Count lines with the string "Dokumen" in them. State the number alone.

* start *

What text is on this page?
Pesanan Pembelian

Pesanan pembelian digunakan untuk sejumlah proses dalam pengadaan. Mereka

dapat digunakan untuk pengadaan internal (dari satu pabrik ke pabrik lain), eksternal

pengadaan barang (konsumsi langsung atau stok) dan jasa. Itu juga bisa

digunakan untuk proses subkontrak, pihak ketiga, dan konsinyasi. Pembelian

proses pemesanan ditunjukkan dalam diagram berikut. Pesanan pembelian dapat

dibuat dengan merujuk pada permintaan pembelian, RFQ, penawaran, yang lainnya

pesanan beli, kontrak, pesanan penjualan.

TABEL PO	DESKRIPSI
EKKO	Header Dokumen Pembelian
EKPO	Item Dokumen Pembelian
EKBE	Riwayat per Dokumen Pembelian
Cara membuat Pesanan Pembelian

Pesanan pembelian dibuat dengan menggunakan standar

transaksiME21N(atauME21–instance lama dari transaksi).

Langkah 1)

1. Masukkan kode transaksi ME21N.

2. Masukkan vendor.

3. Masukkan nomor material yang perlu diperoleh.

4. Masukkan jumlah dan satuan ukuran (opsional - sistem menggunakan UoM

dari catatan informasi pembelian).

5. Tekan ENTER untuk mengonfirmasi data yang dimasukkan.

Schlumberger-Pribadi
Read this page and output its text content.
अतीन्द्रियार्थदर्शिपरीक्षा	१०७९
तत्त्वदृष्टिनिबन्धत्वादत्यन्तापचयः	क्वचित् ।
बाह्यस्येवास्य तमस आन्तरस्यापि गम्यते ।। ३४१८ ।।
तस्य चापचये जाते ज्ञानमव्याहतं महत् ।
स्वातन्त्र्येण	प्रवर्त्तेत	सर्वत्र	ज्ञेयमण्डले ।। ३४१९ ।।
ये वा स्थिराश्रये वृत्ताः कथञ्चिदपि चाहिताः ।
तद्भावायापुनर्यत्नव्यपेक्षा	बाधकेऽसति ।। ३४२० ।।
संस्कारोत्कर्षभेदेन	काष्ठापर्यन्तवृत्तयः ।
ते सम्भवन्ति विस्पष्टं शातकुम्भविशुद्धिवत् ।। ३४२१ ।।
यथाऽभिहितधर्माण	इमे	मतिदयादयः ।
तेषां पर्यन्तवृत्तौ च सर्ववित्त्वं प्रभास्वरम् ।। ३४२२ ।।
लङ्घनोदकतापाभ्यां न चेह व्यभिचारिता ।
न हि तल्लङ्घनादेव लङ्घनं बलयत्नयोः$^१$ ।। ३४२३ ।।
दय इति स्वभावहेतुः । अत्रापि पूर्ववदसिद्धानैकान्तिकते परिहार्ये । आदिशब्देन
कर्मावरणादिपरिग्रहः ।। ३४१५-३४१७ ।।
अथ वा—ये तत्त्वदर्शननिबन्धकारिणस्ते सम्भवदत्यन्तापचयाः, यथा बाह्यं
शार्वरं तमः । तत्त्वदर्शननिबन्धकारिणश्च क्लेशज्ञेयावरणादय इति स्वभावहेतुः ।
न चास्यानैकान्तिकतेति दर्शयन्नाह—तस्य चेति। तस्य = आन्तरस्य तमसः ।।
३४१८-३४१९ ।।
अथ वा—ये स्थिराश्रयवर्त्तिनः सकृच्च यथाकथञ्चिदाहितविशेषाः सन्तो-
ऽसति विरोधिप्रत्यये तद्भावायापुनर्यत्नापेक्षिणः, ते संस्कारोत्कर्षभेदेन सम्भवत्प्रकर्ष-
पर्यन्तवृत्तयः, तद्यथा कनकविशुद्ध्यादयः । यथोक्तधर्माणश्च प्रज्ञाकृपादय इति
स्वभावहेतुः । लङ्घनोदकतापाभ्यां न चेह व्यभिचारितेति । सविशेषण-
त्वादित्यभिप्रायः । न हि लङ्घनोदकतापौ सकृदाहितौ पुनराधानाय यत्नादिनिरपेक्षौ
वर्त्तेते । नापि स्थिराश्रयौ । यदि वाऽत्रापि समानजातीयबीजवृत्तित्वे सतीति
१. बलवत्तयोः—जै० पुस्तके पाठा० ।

* end *

## The solution
3